- The problem:
Pull every line containing "loco" out of the material below.

-- BEGIN Raw data --

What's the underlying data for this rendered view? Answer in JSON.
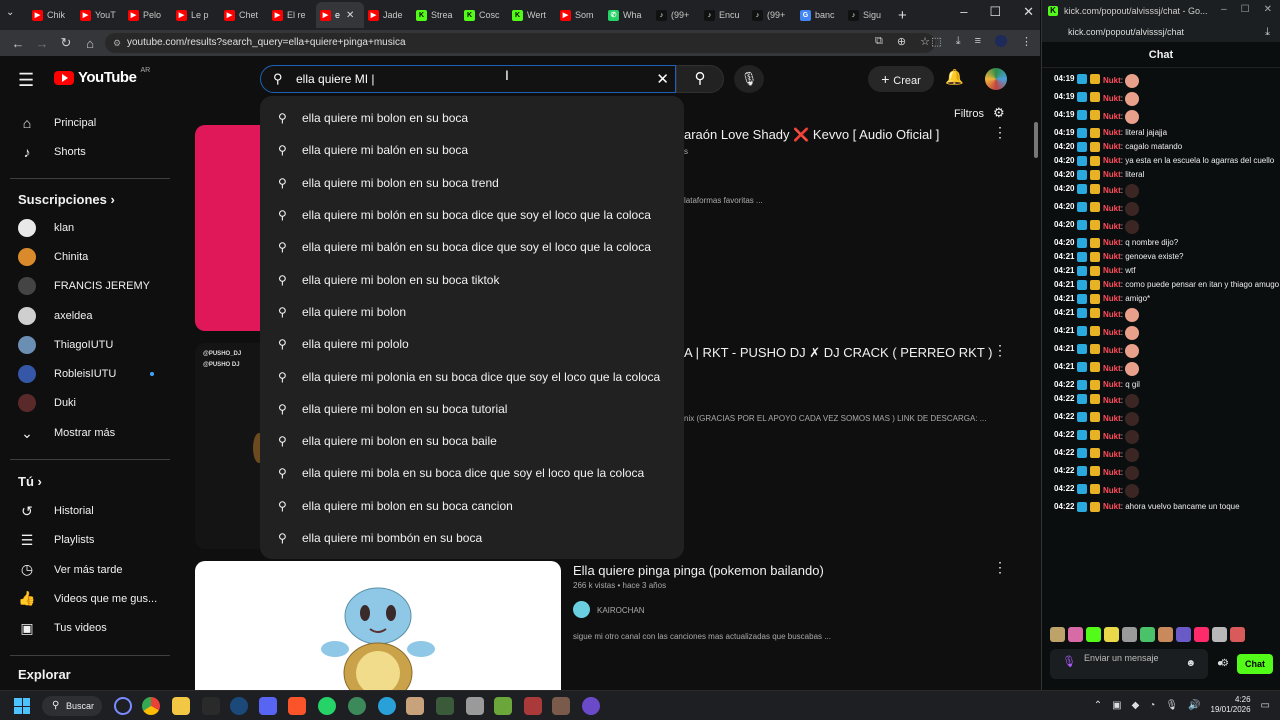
{
  "browser": {
    "tabs": [
      {
        "label": "Chik",
        "color": "#ff0000",
        "glyph": "▶"
      },
      {
        "label": "YouT",
        "color": "#ff0000",
        "glyph": "▶"
      },
      {
        "label": "Pelo",
        "color": "#ff0000",
        "glyph": "▶"
      },
      {
        "label": "Le p",
        "color": "#ff0000",
        "glyph": "▶"
      },
      {
        "label": "Chet",
        "color": "#ff0000",
        "glyph": "▶"
      },
      {
        "label": "El re",
        "color": "#ff0000",
        "glyph": "▶"
      },
      {
        "label": "e",
        "color": "#ff0000",
        "glyph": "▶",
        "active": true
      },
      {
        "label": "Jade",
        "color": "#ff0000",
        "glyph": "▶"
      },
      {
        "label": "Strea",
        "color": "#53fc18",
        "glyph": "K"
      },
      {
        "label": "Cosc",
        "color": "#53fc18",
        "glyph": "K"
      },
      {
        "label": "Wert",
        "color": "#53fc18",
        "glyph": "K"
      },
      {
        "label": "Som",
        "color": "#ff0000",
        "glyph": "▶"
      },
      {
        "label": "Wha",
        "color": "#25d366",
        "glyph": "✆"
      },
      {
        "label": "(99+",
        "color": "#111111",
        "glyph": "♪"
      },
      {
        "label": "Encu",
        "color": "#111111",
        "glyph": "♪"
      },
      {
        "label": "(99+",
        "color": "#111111",
        "glyph": "♪"
      },
      {
        "label": "banc",
        "color": "#4285f4",
        "glyph": "G"
      },
      {
        "label": "Sigu",
        "color": "#111111",
        "glyph": "♪"
      }
    ],
    "url": "youtube.com/results?search_query=ella+quiere+pinga+musica"
  },
  "youtube": {
    "logo_text": "YouTube",
    "country": "AR",
    "search_value": "ella quiere MI |",
    "create_label": "Crear",
    "filters_label": "Filtros",
    "sidebar": {
      "main": [
        {
          "label": "Principal",
          "icon": "⌂"
        },
        {
          "label": "Shorts",
          "icon": "♪"
        }
      ],
      "subs_header": "Suscripciones  ›",
      "subs": [
        {
          "label": "klan",
          "color": "#e8e8e8",
          "live": false
        },
        {
          "label": "Chinita",
          "color": "#d98a2b",
          "live": false
        },
        {
          "label": "FRANCIS JEREMY",
          "color": "#444444",
          "live": false
        },
        {
          "label": "axeldea",
          "color": "#cfcfcf",
          "live": false
        },
        {
          "label": "ThiagoIUTU",
          "color": "#6b8fb3",
          "live": false
        },
        {
          "label": "RobleisIUTU",
          "color": "#3657a8",
          "live": true
        },
        {
          "label": "Duki",
          "color": "#5a2a2a",
          "live": false
        }
      ],
      "show_more": "Mostrar más",
      "you_header": "Tú  ›",
      "you": [
        {
          "label": "Historial",
          "icon": "↺"
        },
        {
          "label": "Playlists",
          "icon": "☰"
        },
        {
          "label": "Ver más tarde",
          "icon": "◷"
        },
        {
          "label": "Videos que me gus...",
          "icon": "👍"
        },
        {
          "label": "Tus videos",
          "icon": "▣"
        }
      ],
      "explore_header": "Explorar"
    },
    "results": [
      {
        "title": "araón Love Shady ❌ Kevvo [ Audio Oficial ]",
        "meta1": "s",
        "desc": "lataformas favoritas ..."
      },
      {
        "title": "A | RKT - PUSHO DJ ✗ DJ CRACK ( PERREO RKT )",
        "meta1": "",
        "desc": "nix (GRACIAS POR EL APOYO CADA VEZ SOMOS MAS ) LINK DE DESCARGA: ...",
        "thumb_text_1": "@PUSHO_DJ",
        "thumb_text_2": "@PUSHO DJ"
      },
      {
        "title": "Ella quiere pinga pinga (pokemon bailando)",
        "meta1": "266 k vistas • hace 3 años",
        "channel": "KAIROCHAN",
        "desc": "sigue mi otro canal con las canciones mas actualizadas que buscabas ..."
      }
    ],
    "suggestions": [
      "ella quiere mi bolon en su boca",
      "ella quiere mi balón en su boca",
      "ella quiere mi bolon en su boca trend",
      "ella quiere mi bolón en su boca dice que soy el loco que la coloca",
      "ella quiere mi balón en su boca dice que soy el loco que la coloca",
      "ella quiere mi bolon en su boca tiktok",
      "ella quiere mi bolon",
      "ella quiere mi pololo",
      "ella quiere mi polonia en su boca dice que soy el loco que la coloca",
      "ella quiere mi bolon en su boca tutorial",
      "ella quiere mi bolon en su boca baile",
      "ella quiere mi bola en su boca dice que soy el loco que la coloca",
      "ella quiere mi bolon en su boca cancion",
      "ella quiere mi bombón en su boca"
    ]
  },
  "kick": {
    "window_title": "kick.com/popout/alvisssj/chat - Go...",
    "url": "kick.com/popout/alvisssj/chat",
    "chat_title": "Chat",
    "messages": [
      {
        "time": "04:19",
        "user": "Nukt",
        "text": "",
        "emote": "light"
      },
      {
        "time": "04:19",
        "user": "Nukt",
        "text": "",
        "emote": "light"
      },
      {
        "time": "04:19",
        "user": "Nukt",
        "text": "",
        "emote": "light"
      },
      {
        "time": "04:19",
        "user": "Nukt",
        "text": "literal jajajja",
        "emote": ""
      },
      {
        "time": "04:20",
        "user": "Nukt",
        "text": "cagalo matando",
        "emote": ""
      },
      {
        "time": "04:20",
        "user": "Nukt",
        "text": "ya esta en la escuela lo agarras del cuello",
        "emote": ""
      },
      {
        "time": "04:20",
        "user": "Nukt",
        "text": "literal",
        "emote": ""
      },
      {
        "time": "04:20",
        "user": "Nukt",
        "text": "",
        "emote": "dark"
      },
      {
        "time": "04:20",
        "user": "Nukt",
        "text": "",
        "emote": "dark"
      },
      {
        "time": "04:20",
        "user": "Nukt",
        "text": "",
        "emote": "dark"
      },
      {
        "time": "04:20",
        "user": "Nukt",
        "text": "q nombre dijo?",
        "emote": ""
      },
      {
        "time": "04:21",
        "user": "Nukt",
        "text": "genoeva existe?",
        "emote": ""
      },
      {
        "time": "04:21",
        "user": "Nukt",
        "text": "wtf",
        "emote": ""
      },
      {
        "time": "04:21",
        "user": "Nukt",
        "text": "como puede pensar en itan y thiago amugo",
        "emote": ""
      },
      {
        "time": "04:21",
        "user": "Nukt",
        "text": "amigo*",
        "emote": ""
      },
      {
        "time": "04:21",
        "user": "Nukt",
        "text": "",
        "emote": "light"
      },
      {
        "time": "04:21",
        "user": "Nukt",
        "text": "",
        "emote": "light"
      },
      {
        "time": "04:21",
        "user": "Nukt",
        "text": "",
        "emote": "light"
      },
      {
        "time": "04:21",
        "user": "Nukt",
        "text": "",
        "emote": "light"
      },
      {
        "time": "04:22",
        "user": "Nukt",
        "text": "q gil",
        "emote": ""
      },
      {
        "time": "04:22",
        "user": "Nukt",
        "text": "",
        "emote": "dark"
      },
      {
        "time": "04:22",
        "user": "Nukt",
        "text": "",
        "emote": "dark"
      },
      {
        "time": "04:22",
        "user": "Nukt",
        "text": "",
        "emote": "dark"
      },
      {
        "time": "04:22",
        "user": "Nukt",
        "text": "",
        "emote": "dark"
      },
      {
        "time": "04:22",
        "user": "Nukt",
        "text": "",
        "emote": "dark"
      },
      {
        "time": "04:22",
        "user": "Nukt",
        "text": "",
        "emote": "dark"
      },
      {
        "time": "04:22",
        "user": "Nukt",
        "text": "ahora vuelvo bancame un toque",
        "emote": ""
      }
    ],
    "input_placeholder": "Enviar un mensaje",
    "chat_button": "Chat"
  },
  "taskbar": {
    "search_label": "Buscar",
    "time": "4:26",
    "date": "19/01/2026"
  }
}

-- END Raw data --

- Task result:
      "ella quiere mi bolón en su boca dice que soy el loco que la coloca",
      "ella quiere mi balón en su boca dice que soy el loco que la coloca",
      "ella quiere mi polonia en su boca dice que soy el loco que la coloca",
      "ella quiere mi bola en su boca dice que soy el loco que la coloca",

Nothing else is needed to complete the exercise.